── Record list ──
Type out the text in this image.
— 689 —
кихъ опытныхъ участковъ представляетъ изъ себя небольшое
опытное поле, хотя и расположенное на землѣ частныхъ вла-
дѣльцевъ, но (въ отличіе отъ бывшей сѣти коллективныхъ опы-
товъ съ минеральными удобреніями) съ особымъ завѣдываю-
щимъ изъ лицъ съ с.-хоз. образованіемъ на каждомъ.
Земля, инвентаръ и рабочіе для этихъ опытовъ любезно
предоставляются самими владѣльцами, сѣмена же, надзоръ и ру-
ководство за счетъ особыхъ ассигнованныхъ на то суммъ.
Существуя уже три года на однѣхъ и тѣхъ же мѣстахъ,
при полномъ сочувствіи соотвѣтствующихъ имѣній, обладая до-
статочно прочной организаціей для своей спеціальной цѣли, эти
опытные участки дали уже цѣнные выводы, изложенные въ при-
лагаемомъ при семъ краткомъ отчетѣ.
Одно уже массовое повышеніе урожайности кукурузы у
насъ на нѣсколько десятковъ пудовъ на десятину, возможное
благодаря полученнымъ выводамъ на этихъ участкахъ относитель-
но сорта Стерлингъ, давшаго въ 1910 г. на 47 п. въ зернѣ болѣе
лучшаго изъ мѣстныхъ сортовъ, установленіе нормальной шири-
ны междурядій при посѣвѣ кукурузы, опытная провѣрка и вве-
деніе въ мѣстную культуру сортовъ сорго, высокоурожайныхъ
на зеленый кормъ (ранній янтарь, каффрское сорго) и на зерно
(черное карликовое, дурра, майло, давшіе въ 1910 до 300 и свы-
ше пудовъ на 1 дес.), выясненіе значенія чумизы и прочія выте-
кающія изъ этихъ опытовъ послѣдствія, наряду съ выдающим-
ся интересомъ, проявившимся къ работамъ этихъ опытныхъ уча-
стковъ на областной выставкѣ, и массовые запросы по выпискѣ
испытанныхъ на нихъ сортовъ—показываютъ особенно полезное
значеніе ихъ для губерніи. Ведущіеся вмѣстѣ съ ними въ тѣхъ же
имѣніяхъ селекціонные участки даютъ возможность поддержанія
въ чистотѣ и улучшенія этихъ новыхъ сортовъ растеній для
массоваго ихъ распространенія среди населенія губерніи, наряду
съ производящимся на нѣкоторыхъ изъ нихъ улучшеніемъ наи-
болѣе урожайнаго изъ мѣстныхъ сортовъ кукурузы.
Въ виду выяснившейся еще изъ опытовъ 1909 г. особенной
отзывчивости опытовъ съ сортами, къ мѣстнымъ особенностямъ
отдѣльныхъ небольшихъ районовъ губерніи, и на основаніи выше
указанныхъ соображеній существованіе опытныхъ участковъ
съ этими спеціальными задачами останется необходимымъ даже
───
• [Exercise requirements] In the entries above, identify every line with the word "участковъ". Copy those lines.

• [Answer]
кихъ опытныхъ участковъ представляетъ изъ себя небольшое
указанныхъ соображеній существованіе опытныхъ участковъ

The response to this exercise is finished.